**AIM**
Search the data for the word "پروفائل" and copy every line where it occurs.

**MATERIALS PROVIDED**
────────
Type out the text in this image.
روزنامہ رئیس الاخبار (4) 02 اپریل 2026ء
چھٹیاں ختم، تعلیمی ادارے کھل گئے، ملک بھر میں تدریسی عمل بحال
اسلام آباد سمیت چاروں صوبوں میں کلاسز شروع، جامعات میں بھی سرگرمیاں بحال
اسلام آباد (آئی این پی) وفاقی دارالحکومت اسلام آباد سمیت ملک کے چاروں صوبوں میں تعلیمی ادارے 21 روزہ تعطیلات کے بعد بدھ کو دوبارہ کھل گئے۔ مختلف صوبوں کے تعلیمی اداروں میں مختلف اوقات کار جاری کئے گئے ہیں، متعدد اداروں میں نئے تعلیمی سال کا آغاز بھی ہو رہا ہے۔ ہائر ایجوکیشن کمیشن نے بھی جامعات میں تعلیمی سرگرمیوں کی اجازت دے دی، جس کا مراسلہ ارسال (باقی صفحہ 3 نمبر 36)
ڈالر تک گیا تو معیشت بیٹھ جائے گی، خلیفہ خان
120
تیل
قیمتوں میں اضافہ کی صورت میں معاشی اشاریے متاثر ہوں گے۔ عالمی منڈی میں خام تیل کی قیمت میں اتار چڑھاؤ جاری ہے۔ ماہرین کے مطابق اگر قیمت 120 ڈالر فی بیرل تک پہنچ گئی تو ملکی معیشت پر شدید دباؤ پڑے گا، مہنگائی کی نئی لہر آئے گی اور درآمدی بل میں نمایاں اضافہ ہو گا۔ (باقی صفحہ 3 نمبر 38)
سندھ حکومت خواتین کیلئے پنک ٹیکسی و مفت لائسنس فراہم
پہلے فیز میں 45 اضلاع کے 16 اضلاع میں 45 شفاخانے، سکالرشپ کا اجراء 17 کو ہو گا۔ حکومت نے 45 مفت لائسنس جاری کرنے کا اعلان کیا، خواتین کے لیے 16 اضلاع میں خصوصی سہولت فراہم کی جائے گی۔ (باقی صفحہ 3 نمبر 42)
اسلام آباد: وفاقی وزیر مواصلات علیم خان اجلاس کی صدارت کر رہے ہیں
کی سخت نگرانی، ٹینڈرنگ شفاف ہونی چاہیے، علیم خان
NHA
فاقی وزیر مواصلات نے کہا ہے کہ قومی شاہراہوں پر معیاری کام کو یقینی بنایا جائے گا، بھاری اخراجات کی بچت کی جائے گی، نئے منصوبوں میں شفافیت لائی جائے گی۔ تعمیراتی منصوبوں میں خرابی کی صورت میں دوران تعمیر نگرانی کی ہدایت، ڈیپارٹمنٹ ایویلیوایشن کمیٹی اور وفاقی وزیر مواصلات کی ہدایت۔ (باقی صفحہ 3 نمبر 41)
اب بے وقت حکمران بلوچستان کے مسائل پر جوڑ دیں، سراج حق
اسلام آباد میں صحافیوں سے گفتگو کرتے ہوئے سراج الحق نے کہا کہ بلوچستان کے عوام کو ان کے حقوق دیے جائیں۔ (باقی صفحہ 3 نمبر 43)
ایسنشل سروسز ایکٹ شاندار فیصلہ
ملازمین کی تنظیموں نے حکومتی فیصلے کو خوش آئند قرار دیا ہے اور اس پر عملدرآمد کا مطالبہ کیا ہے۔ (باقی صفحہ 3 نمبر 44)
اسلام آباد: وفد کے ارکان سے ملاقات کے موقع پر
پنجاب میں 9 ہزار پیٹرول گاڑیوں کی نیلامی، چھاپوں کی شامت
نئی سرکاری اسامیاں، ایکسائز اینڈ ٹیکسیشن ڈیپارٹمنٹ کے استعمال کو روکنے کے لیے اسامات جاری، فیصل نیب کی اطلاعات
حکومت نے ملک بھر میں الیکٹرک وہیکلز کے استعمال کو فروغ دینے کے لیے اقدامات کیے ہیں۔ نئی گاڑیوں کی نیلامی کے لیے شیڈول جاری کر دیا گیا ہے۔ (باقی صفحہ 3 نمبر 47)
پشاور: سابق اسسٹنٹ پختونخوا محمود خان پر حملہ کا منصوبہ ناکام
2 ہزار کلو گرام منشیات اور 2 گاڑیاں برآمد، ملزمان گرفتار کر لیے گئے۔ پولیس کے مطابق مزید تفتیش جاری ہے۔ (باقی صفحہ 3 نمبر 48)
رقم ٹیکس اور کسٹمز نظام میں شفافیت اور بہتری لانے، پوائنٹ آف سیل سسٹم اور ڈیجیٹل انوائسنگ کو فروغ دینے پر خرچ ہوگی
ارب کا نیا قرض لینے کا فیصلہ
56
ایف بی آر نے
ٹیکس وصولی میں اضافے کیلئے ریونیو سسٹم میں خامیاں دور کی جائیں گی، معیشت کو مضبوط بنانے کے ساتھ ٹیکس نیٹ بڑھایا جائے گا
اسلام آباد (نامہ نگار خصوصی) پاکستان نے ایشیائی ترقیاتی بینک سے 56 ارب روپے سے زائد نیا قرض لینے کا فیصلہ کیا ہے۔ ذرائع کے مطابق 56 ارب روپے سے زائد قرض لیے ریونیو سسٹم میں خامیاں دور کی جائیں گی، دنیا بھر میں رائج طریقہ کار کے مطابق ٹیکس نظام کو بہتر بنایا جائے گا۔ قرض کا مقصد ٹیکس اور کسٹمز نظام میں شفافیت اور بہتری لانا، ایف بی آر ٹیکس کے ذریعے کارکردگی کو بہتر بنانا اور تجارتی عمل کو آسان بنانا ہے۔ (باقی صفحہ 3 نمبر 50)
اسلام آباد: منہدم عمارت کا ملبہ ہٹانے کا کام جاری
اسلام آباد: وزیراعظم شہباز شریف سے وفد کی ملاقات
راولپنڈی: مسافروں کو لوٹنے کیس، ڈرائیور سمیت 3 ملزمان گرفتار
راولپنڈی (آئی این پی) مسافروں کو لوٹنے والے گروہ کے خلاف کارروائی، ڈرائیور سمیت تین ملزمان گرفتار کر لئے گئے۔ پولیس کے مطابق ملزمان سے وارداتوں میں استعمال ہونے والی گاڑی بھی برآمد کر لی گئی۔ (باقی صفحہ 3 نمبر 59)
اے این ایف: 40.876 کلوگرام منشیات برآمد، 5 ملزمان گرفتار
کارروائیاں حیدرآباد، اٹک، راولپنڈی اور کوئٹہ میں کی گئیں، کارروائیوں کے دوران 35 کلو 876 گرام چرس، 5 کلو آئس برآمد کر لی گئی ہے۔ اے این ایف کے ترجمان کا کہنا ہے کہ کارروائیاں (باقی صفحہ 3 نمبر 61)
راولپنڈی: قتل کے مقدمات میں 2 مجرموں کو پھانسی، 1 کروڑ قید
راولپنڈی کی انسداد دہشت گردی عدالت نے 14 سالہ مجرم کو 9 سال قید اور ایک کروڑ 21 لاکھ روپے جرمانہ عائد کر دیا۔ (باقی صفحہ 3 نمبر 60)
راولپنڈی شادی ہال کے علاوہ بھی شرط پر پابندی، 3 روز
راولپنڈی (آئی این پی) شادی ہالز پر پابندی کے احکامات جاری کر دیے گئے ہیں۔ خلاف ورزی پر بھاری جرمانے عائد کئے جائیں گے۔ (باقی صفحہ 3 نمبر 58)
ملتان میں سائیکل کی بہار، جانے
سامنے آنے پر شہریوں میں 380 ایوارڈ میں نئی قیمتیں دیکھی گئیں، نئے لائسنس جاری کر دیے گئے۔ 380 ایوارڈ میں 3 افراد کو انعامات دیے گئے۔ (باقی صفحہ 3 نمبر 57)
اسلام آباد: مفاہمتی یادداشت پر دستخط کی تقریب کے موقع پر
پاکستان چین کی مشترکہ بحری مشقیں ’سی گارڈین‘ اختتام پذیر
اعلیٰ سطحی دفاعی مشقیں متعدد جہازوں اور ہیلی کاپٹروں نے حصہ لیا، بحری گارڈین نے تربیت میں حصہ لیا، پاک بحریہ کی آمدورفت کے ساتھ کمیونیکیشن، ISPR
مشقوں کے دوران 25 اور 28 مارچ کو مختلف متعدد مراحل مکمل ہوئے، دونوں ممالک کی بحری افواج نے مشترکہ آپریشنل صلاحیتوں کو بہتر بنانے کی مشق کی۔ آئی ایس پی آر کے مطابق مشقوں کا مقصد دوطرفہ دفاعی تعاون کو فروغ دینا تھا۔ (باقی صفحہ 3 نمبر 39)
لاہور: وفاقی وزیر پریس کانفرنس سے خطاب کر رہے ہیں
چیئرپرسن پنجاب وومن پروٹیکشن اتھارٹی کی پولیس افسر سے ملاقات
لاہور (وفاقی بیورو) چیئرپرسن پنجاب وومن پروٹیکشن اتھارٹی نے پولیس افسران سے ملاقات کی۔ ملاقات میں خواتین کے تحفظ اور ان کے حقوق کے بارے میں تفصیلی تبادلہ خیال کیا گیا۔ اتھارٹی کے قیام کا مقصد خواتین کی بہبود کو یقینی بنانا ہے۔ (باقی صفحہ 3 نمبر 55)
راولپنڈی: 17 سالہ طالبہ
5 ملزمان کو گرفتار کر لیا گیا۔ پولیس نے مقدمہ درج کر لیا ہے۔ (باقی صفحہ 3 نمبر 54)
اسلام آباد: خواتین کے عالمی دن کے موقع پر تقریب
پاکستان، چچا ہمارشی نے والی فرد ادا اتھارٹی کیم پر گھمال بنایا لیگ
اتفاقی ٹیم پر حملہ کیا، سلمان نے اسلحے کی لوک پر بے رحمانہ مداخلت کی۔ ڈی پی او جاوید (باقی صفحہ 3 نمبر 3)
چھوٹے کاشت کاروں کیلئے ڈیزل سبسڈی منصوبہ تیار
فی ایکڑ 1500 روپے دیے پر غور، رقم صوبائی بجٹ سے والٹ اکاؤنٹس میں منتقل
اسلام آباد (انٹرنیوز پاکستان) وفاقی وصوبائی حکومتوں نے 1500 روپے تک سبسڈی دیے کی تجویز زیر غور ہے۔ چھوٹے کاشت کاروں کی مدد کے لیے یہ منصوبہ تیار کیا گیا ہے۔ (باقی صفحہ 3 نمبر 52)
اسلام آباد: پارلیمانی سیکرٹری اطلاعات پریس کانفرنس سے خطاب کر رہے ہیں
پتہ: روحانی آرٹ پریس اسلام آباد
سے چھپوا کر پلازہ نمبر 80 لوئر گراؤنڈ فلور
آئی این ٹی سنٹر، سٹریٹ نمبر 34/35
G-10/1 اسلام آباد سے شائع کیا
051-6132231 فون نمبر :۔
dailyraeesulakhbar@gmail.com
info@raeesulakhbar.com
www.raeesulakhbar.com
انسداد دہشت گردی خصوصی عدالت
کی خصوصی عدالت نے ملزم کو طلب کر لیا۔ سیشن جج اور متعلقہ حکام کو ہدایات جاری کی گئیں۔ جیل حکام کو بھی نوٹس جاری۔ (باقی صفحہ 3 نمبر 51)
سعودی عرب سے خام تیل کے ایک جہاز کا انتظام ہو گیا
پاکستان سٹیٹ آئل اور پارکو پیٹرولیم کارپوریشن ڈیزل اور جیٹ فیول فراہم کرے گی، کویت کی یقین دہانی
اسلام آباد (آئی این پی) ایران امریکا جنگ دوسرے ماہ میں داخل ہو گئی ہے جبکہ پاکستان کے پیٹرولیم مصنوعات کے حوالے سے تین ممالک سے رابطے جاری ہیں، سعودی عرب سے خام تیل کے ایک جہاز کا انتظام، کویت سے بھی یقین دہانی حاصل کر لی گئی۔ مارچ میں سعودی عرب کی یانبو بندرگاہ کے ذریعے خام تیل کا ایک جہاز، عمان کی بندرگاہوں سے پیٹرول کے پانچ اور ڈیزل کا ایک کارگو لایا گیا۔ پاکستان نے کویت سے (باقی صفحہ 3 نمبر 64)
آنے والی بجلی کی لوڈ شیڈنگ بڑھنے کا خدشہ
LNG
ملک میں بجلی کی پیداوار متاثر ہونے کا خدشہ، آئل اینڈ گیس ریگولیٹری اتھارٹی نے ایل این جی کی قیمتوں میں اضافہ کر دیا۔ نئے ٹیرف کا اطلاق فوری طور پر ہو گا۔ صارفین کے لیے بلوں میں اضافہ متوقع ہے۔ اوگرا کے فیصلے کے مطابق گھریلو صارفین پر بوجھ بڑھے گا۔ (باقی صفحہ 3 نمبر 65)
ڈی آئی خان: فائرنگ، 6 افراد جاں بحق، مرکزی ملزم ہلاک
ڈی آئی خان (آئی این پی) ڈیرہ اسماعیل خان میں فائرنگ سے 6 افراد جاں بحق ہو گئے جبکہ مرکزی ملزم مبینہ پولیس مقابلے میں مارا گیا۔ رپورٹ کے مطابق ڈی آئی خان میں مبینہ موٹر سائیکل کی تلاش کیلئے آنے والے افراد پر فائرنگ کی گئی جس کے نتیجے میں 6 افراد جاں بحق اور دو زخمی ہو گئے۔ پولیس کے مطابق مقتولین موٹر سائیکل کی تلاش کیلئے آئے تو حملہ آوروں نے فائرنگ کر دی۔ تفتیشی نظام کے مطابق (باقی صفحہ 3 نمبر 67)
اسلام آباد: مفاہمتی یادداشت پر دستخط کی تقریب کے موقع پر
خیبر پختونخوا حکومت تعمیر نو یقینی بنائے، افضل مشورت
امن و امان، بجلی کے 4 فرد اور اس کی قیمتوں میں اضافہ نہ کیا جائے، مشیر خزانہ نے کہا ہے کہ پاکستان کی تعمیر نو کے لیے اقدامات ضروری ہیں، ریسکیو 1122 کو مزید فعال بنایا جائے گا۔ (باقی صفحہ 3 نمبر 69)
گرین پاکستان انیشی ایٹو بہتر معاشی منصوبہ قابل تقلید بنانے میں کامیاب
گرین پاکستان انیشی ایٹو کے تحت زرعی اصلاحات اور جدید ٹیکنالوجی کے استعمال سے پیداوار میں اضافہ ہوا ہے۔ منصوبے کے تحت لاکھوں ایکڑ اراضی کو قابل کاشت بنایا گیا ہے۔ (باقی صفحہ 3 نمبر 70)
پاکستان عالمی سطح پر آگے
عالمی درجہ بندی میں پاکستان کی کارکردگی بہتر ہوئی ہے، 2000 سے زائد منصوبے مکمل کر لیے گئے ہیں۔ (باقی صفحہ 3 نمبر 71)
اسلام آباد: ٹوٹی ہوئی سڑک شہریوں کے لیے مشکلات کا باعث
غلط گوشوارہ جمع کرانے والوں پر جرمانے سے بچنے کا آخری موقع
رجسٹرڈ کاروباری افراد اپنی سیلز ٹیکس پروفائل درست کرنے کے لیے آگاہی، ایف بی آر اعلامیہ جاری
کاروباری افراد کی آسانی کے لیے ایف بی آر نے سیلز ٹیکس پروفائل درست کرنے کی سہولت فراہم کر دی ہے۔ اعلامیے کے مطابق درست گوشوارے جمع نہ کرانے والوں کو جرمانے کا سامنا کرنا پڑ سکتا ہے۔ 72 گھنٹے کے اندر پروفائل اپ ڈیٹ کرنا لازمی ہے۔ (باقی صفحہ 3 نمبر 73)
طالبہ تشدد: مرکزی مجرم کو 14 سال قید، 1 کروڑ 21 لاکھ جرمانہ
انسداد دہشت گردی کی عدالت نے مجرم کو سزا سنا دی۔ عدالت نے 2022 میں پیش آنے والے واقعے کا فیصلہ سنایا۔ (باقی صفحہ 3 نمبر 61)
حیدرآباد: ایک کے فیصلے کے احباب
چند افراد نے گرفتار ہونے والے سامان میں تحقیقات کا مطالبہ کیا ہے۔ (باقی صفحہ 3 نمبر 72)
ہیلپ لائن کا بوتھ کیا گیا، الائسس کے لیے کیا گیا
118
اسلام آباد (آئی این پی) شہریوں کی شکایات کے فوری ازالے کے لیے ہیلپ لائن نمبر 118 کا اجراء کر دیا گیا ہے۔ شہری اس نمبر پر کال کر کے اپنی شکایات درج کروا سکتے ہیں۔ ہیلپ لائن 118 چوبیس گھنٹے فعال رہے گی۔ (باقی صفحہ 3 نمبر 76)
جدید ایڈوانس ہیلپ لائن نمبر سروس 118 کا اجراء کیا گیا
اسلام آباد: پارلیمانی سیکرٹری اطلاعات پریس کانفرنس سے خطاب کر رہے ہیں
────────
**RESPONSE FOR THIS EXERCISE**
رجسٹرڈ کاروباری افراد اپنی سیلز ٹیکس پروفائل درست کرنے کے لیے آگاہی، ایف بی آر اعلامیہ جاری
کاروباری افراد کی آسانی کے لیے ایف بی آر نے سیلز ٹیکس پروفائل درست کرنے کی سہولت فراہم کر دی ہے۔ اعلامیے کے مطابق درست گوشوارے جمع نہ کرانے والوں کو جرمانے کا سامنا کرنا پڑ سکتا ہے۔ 72 گھنٹے کے اندر پروفائل اپ ڈیٹ کرنا لازمی ہے۔ (باقی صفحہ 3 نمبر 73)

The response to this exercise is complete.